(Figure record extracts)
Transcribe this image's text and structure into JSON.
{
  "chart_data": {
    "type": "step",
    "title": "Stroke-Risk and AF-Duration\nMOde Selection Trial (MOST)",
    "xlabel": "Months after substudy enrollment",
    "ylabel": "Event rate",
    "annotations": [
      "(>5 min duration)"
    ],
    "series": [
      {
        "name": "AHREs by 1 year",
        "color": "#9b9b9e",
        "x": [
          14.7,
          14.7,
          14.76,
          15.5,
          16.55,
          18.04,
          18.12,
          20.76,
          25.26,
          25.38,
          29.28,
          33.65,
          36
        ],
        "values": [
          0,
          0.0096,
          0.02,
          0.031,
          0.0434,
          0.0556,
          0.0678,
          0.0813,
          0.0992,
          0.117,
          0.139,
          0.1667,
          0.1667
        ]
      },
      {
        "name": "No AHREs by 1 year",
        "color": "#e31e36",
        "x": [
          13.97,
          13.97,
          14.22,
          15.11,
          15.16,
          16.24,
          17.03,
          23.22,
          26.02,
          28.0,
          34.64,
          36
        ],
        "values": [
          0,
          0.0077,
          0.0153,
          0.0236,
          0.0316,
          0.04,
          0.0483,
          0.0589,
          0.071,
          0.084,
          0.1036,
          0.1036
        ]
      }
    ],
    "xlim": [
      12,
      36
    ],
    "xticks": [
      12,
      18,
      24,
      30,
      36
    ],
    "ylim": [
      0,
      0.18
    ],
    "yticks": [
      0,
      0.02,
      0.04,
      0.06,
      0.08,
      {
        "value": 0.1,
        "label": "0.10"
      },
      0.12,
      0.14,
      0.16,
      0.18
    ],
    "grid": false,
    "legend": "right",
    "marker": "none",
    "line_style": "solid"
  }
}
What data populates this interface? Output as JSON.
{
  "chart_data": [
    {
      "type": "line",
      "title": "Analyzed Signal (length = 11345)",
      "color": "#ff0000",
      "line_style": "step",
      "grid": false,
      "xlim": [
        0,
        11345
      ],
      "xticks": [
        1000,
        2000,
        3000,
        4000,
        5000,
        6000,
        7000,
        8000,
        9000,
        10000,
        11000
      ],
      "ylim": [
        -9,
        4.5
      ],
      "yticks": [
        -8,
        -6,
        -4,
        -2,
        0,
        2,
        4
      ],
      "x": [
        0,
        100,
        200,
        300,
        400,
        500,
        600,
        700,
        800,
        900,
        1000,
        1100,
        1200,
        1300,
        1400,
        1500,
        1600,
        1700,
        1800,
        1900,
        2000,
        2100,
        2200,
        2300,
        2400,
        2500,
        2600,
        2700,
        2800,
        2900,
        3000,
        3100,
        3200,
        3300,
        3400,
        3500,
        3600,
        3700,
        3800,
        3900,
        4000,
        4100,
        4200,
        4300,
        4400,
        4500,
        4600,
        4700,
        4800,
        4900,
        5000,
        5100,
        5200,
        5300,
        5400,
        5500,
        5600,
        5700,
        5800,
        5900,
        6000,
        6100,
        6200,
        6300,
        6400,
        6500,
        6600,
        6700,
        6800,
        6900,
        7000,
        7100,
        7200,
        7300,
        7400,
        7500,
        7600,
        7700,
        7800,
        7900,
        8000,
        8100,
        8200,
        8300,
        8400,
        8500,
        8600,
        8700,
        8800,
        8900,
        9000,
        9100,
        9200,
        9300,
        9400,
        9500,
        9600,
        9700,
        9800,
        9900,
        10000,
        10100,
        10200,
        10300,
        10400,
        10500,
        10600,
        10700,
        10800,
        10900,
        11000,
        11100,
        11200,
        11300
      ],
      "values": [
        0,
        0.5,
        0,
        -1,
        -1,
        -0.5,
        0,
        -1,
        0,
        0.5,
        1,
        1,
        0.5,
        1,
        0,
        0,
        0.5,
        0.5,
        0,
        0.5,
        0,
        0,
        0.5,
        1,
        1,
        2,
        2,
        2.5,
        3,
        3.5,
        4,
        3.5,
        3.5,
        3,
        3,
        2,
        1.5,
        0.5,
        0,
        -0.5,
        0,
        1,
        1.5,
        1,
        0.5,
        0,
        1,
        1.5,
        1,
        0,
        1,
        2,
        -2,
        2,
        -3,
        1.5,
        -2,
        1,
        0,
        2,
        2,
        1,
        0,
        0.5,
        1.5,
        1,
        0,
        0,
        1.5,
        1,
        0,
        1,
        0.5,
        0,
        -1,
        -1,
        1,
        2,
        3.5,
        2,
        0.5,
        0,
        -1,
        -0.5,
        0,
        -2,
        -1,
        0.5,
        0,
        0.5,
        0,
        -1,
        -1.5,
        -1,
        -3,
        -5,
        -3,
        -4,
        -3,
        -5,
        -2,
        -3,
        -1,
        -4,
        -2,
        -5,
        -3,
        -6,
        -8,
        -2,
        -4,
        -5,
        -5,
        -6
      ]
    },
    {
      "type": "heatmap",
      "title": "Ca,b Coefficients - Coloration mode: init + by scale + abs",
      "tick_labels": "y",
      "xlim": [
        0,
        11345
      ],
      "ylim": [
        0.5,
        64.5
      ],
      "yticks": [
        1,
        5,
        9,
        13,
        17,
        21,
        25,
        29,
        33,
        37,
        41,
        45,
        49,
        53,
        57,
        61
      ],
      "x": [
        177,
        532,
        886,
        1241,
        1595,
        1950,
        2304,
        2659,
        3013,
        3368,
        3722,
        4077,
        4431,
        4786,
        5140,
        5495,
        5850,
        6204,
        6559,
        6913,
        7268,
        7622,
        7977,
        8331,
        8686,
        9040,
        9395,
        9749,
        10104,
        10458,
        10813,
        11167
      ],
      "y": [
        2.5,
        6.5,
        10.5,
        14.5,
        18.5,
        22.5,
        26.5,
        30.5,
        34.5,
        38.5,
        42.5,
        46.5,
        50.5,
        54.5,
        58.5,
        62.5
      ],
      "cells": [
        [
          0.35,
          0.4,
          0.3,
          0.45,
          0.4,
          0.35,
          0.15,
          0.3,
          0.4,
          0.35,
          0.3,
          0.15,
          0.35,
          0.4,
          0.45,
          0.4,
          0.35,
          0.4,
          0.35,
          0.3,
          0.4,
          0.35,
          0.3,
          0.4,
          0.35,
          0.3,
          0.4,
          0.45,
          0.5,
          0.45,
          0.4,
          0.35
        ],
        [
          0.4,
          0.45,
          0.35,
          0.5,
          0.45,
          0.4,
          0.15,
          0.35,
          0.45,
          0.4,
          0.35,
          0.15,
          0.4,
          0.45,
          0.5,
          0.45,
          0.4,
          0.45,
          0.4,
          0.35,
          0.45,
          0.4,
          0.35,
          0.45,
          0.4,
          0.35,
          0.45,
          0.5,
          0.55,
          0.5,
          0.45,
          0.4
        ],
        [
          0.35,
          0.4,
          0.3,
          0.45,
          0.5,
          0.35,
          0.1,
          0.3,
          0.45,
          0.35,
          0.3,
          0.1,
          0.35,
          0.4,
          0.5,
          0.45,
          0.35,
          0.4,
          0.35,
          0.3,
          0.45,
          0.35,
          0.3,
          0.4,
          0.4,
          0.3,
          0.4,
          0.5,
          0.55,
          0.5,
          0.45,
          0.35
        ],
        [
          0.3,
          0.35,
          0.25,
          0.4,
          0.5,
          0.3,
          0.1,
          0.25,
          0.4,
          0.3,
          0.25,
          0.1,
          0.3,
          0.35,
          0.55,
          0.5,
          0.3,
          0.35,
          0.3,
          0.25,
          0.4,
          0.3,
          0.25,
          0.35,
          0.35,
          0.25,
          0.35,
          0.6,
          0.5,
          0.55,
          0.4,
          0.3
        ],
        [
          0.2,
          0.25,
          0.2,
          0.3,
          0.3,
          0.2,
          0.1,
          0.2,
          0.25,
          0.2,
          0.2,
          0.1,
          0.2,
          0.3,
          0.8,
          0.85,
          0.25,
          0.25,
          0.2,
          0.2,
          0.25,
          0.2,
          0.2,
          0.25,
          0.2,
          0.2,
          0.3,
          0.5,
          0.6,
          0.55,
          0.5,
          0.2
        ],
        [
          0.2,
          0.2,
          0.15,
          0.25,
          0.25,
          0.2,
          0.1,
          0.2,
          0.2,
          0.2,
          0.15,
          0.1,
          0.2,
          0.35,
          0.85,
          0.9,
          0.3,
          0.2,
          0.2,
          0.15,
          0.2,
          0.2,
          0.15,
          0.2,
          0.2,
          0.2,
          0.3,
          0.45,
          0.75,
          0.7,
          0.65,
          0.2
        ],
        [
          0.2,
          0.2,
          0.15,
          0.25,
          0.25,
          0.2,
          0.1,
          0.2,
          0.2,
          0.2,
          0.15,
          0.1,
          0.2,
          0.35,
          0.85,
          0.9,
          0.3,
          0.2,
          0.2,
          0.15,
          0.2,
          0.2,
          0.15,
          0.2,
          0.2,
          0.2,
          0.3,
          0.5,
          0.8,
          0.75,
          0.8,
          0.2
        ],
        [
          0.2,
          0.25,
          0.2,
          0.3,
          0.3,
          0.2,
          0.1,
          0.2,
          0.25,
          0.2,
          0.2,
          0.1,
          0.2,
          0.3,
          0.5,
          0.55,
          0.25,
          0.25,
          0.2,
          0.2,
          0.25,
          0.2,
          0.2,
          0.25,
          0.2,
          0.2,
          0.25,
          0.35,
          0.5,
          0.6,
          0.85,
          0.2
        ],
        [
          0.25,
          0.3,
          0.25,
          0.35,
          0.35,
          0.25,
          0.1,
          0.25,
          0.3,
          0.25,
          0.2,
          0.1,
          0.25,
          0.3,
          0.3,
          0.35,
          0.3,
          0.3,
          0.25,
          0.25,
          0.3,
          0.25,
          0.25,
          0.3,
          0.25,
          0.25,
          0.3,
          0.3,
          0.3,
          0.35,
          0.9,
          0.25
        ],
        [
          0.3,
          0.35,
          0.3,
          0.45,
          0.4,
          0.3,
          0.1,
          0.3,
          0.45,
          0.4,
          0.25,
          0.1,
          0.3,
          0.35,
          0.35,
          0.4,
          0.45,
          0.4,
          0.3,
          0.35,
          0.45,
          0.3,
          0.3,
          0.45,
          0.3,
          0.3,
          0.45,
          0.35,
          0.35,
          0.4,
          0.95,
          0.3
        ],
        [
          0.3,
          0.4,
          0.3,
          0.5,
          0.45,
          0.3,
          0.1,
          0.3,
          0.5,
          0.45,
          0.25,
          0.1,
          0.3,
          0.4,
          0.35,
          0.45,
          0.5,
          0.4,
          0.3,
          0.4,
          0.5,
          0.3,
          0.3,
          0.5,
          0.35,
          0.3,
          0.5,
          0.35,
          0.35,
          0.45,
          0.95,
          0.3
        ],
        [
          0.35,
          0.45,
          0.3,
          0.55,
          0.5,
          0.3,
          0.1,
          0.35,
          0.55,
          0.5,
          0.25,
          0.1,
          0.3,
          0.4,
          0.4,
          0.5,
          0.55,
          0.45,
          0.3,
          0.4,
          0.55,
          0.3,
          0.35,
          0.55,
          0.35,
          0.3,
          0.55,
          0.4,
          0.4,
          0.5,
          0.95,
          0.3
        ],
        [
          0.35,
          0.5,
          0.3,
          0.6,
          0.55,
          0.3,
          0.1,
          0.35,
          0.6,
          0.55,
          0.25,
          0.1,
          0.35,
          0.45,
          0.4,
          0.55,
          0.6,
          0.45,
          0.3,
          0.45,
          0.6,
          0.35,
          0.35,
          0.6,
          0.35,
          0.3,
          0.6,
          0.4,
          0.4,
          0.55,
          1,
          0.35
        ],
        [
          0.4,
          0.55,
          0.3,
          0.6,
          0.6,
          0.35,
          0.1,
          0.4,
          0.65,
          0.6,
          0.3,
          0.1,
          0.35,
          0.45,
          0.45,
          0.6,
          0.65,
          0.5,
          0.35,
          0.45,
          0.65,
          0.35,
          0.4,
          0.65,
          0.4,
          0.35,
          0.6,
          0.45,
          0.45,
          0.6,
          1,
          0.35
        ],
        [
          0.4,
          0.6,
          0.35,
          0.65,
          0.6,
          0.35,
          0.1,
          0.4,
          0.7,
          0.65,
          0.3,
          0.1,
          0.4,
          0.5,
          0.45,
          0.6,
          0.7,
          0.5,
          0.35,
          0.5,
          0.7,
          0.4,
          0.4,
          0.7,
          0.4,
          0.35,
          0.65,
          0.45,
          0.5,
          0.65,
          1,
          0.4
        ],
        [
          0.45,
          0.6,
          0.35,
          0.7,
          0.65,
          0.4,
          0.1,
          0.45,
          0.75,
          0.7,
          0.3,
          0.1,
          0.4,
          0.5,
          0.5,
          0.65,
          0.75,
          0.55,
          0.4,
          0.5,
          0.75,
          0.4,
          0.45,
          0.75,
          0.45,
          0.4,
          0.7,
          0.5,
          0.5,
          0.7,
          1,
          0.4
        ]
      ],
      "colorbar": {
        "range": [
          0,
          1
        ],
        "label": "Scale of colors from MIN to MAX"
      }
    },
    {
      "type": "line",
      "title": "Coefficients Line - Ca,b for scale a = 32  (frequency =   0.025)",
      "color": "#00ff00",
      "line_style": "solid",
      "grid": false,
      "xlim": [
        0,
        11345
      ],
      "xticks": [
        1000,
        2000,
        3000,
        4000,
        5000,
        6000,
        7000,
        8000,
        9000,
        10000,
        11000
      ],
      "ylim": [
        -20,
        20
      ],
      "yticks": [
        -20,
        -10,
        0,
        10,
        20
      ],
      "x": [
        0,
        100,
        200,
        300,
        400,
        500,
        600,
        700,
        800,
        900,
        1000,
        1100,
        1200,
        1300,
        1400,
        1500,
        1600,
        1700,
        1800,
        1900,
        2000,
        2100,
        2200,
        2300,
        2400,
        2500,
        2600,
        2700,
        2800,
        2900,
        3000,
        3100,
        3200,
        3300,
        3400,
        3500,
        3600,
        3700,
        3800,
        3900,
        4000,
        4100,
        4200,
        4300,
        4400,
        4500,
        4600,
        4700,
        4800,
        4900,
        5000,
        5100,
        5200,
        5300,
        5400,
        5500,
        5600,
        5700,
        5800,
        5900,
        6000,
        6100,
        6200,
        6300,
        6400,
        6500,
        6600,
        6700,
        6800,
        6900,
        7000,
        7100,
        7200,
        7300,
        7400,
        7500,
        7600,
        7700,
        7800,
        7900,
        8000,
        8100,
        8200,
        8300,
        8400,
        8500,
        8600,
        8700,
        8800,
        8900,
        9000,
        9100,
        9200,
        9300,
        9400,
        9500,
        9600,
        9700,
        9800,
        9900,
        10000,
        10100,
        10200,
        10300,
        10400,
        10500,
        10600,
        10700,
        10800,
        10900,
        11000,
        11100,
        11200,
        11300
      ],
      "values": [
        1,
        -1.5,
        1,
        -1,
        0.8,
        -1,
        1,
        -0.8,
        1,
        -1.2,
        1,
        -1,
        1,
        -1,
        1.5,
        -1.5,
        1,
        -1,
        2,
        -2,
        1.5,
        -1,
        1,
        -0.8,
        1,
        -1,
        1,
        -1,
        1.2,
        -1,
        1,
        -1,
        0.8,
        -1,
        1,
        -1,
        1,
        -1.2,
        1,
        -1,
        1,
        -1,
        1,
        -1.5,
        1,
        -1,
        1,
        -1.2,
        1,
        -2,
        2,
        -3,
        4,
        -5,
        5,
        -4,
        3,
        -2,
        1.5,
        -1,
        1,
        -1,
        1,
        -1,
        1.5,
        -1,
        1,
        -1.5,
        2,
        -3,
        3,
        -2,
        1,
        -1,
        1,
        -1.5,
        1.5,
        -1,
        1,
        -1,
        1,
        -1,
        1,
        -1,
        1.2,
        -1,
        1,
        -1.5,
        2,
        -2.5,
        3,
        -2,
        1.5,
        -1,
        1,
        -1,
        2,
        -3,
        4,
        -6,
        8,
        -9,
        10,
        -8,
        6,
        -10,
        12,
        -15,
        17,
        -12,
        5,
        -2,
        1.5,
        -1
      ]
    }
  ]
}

• **TO BE DONE**: Output a single number: how many lines contain the word "Coefficients".

• **SOLUTION TO THE EXERCISE**: 2